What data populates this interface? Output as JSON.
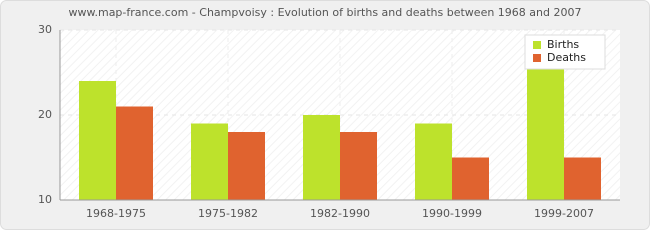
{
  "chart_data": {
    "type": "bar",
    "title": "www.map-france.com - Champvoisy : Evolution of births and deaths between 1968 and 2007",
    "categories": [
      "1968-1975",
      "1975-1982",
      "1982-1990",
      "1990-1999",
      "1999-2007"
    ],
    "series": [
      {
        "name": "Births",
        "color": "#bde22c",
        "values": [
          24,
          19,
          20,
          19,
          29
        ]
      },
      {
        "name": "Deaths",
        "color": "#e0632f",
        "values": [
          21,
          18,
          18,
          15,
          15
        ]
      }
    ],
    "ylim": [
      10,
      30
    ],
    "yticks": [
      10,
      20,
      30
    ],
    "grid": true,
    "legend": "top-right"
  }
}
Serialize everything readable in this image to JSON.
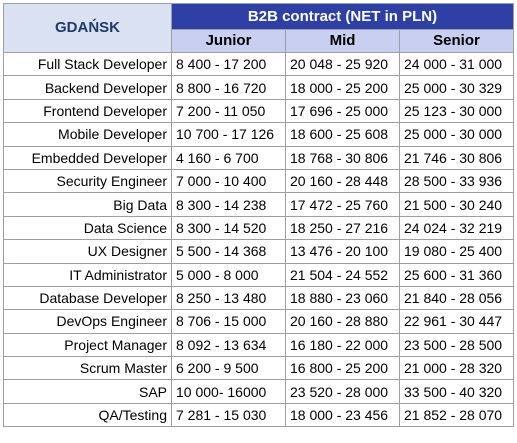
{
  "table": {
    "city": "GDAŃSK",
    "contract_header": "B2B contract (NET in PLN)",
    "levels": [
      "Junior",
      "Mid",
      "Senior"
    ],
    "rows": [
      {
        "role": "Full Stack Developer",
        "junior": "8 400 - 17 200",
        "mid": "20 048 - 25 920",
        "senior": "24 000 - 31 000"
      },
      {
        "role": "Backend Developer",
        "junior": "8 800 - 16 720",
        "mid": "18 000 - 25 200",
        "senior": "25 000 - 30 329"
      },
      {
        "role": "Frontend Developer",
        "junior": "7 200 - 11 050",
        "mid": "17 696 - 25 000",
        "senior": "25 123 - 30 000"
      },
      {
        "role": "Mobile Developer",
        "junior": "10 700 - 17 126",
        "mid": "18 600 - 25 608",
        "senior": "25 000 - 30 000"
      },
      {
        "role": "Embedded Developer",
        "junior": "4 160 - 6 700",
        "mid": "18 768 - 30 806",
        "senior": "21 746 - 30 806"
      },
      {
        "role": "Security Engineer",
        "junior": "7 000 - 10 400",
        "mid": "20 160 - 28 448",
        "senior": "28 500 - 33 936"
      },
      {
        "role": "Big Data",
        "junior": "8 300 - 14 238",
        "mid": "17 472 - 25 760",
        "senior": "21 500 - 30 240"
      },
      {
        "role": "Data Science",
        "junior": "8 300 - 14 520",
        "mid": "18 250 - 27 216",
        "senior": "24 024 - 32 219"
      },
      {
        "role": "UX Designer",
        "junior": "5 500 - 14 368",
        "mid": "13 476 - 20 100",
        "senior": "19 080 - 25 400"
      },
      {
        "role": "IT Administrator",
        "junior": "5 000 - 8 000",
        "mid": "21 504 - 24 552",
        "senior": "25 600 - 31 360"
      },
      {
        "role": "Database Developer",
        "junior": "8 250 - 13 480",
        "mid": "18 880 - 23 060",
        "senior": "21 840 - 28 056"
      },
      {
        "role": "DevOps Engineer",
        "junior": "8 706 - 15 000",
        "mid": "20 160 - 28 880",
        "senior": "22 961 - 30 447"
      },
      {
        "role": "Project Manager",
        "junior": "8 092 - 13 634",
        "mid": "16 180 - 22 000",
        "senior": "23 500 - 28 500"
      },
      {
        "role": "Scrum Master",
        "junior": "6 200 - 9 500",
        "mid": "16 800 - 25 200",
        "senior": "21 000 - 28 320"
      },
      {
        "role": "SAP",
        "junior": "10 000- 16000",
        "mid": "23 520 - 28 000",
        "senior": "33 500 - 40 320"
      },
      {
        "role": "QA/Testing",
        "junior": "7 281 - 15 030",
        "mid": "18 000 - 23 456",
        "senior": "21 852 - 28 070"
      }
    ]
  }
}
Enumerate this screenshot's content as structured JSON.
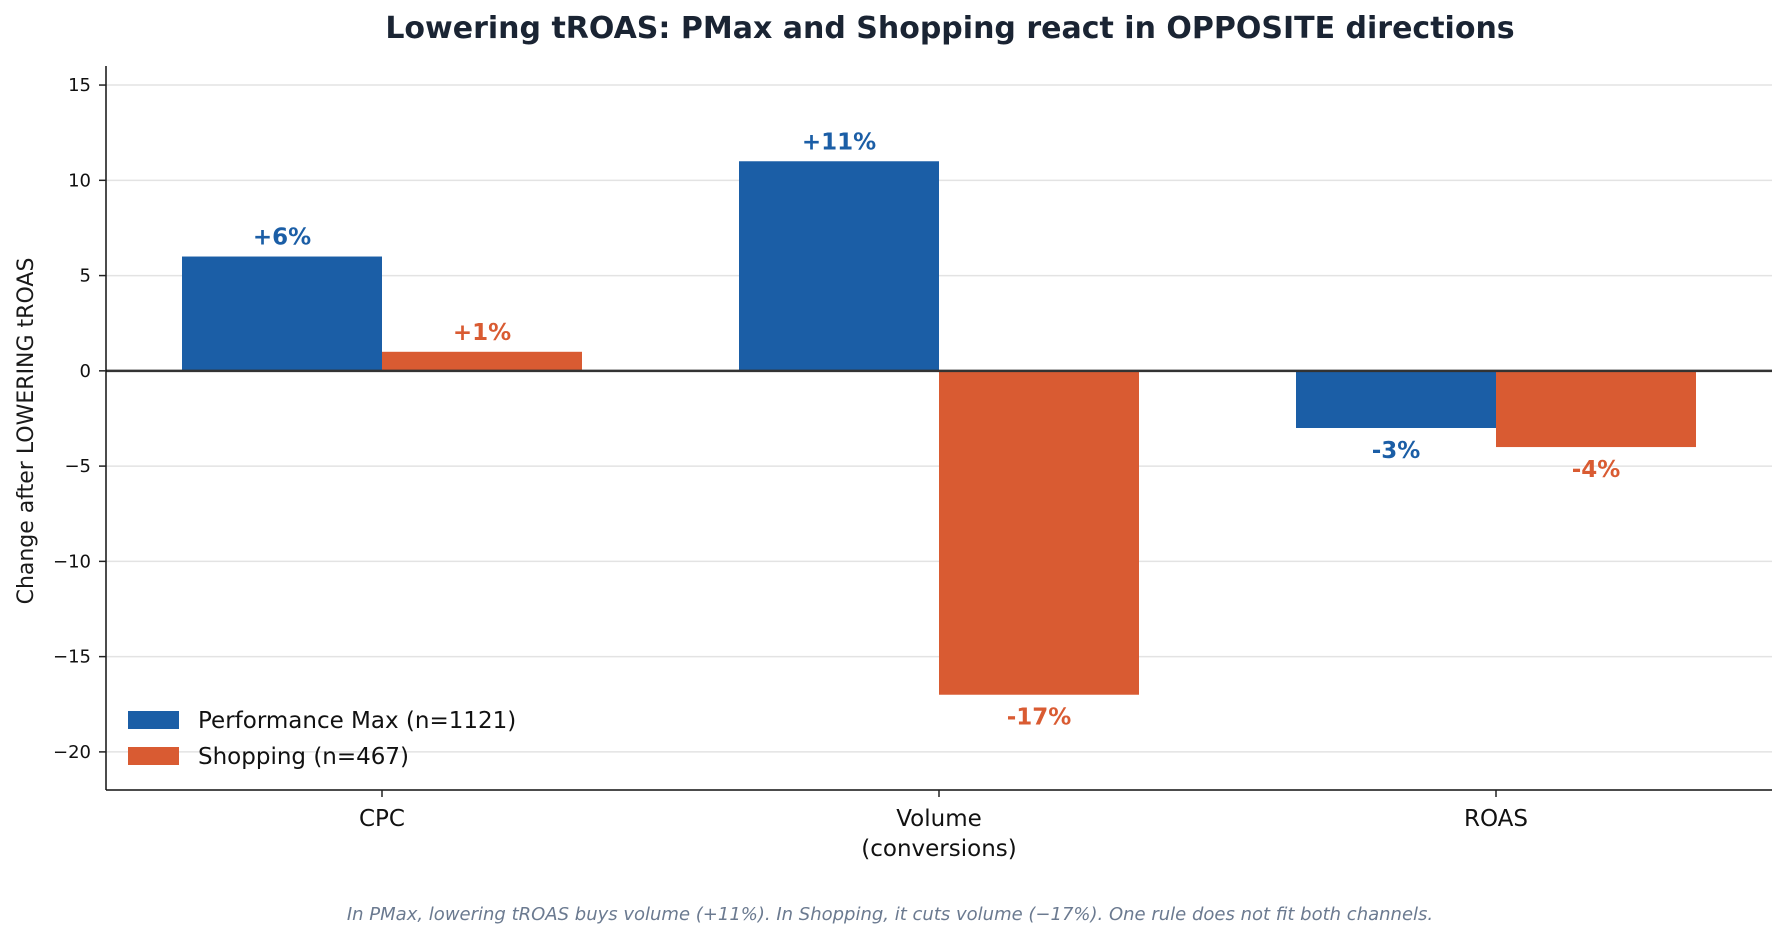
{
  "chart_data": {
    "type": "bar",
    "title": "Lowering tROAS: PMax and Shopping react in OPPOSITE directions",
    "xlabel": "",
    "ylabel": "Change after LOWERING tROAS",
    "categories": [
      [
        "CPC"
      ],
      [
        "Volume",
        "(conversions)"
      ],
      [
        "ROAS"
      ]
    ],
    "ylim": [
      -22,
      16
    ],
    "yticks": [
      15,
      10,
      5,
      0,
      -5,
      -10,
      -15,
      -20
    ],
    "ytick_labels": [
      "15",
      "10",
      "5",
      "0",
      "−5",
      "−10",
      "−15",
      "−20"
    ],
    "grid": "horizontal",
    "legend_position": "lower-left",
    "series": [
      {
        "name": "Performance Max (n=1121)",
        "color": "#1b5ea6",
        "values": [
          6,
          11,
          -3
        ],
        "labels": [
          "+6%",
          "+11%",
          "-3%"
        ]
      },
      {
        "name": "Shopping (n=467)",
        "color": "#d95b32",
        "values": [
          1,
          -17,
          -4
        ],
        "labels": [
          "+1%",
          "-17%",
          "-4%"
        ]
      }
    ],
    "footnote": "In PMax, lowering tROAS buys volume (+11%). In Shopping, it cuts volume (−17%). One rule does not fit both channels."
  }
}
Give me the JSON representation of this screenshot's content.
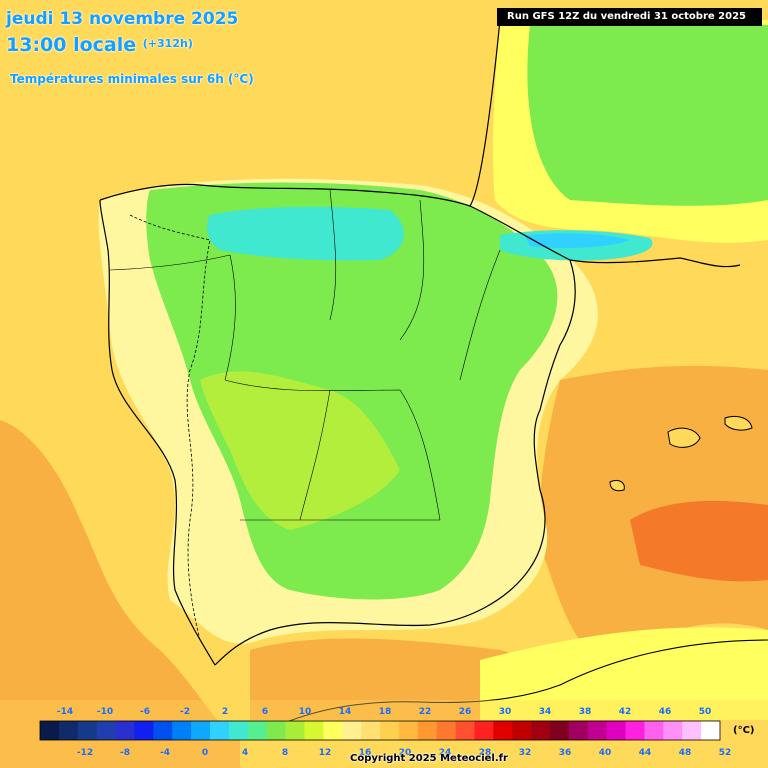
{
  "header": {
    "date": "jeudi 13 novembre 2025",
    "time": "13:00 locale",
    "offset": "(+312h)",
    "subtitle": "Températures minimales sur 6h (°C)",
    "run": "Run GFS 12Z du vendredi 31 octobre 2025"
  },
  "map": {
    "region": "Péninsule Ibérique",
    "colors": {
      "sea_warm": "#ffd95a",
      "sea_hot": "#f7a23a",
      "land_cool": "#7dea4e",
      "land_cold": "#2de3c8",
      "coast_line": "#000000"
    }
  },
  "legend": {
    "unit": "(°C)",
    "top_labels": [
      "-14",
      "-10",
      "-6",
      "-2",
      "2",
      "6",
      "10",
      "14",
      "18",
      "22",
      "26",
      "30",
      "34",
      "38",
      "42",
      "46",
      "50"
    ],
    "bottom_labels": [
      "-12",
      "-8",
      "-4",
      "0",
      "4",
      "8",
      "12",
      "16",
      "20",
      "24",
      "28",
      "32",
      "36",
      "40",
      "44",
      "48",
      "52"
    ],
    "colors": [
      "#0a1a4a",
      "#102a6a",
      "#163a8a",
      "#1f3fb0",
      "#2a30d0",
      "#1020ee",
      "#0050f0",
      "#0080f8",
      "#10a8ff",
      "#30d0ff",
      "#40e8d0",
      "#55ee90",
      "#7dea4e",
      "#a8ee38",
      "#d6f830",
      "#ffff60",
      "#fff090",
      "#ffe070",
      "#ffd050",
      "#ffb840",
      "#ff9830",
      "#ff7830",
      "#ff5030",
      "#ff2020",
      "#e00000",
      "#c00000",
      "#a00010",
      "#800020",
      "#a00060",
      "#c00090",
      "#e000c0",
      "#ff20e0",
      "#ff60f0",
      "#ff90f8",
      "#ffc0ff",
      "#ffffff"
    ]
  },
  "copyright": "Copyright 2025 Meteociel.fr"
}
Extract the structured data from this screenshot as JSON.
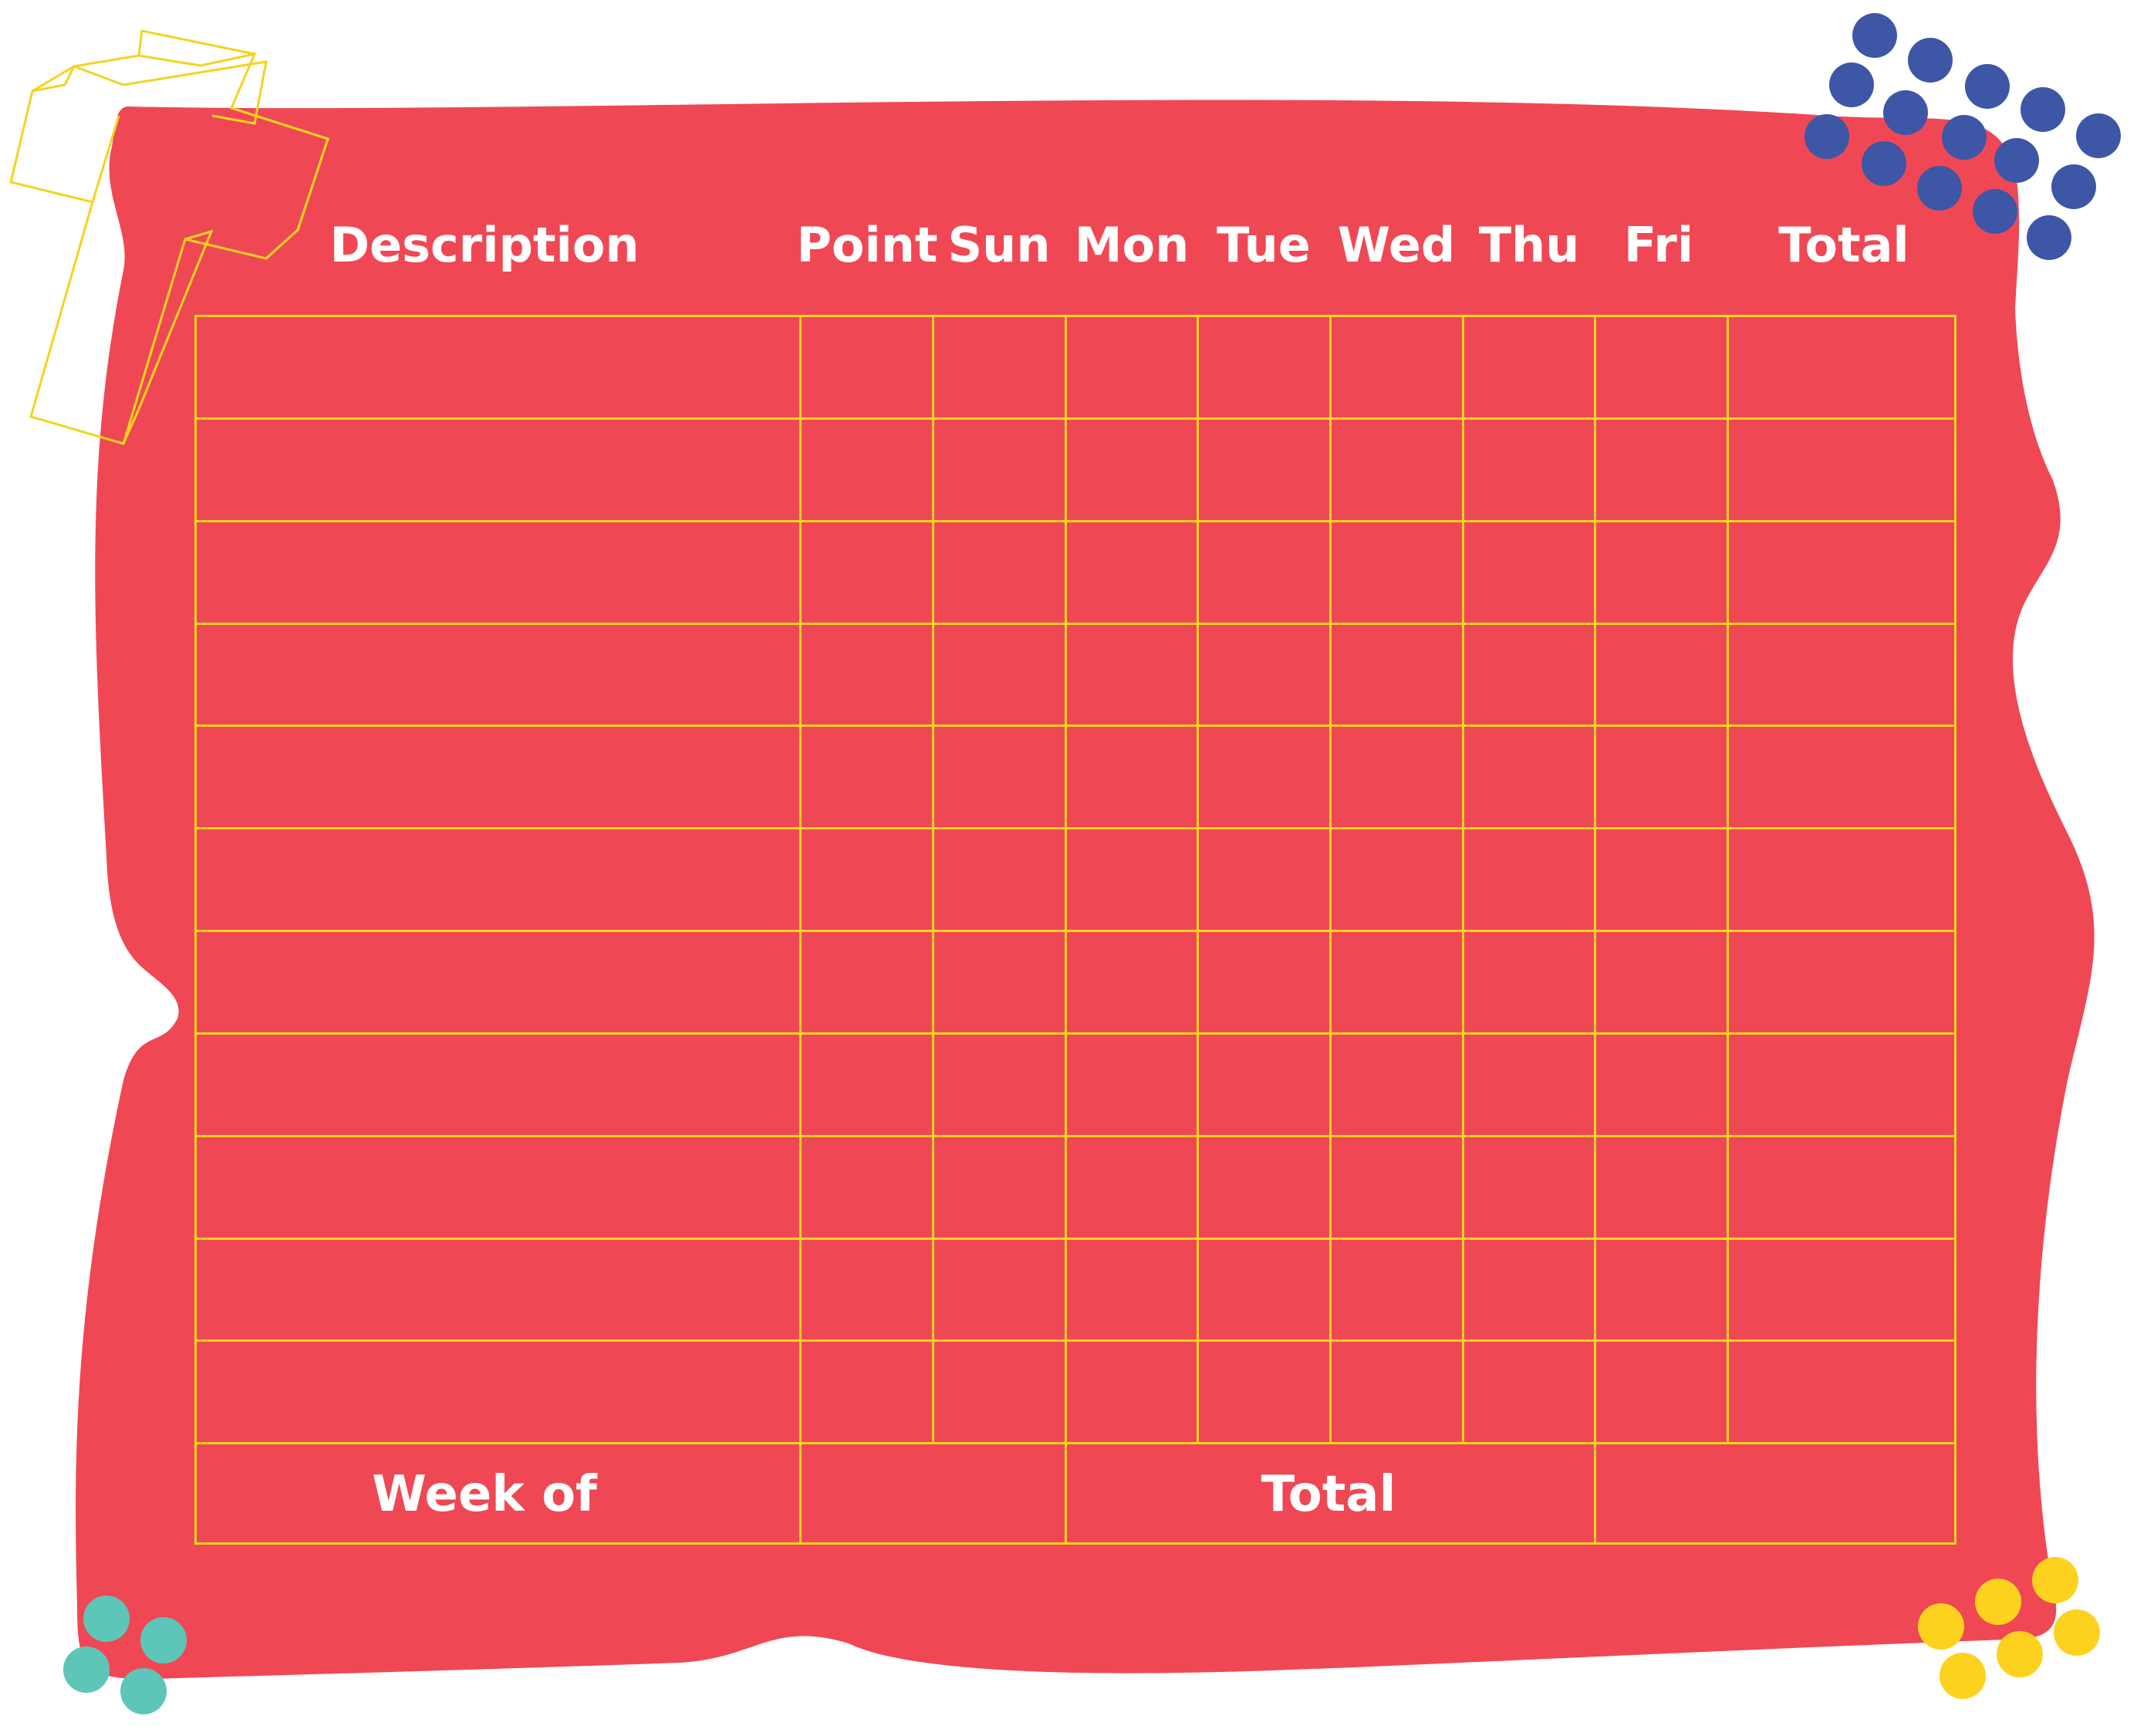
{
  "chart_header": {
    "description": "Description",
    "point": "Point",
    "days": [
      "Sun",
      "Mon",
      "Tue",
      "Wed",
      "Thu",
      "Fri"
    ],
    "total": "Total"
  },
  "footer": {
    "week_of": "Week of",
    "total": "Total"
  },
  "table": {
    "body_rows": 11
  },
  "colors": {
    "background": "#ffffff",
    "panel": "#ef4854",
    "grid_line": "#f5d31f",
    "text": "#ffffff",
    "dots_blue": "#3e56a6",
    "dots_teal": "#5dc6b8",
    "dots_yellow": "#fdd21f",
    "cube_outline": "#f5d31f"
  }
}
--------
* _Requirement_
List each line of the records that holds the string "this".

* _Exercise output_
What data populates this interface? Output as JSON.
Serialize everything readable in this image to JSON.
Enumerate this screenshot's content as structured JSON.
Give me the JSON representation of this screenshot's content.
Extract the structured data from this screenshot as JSON.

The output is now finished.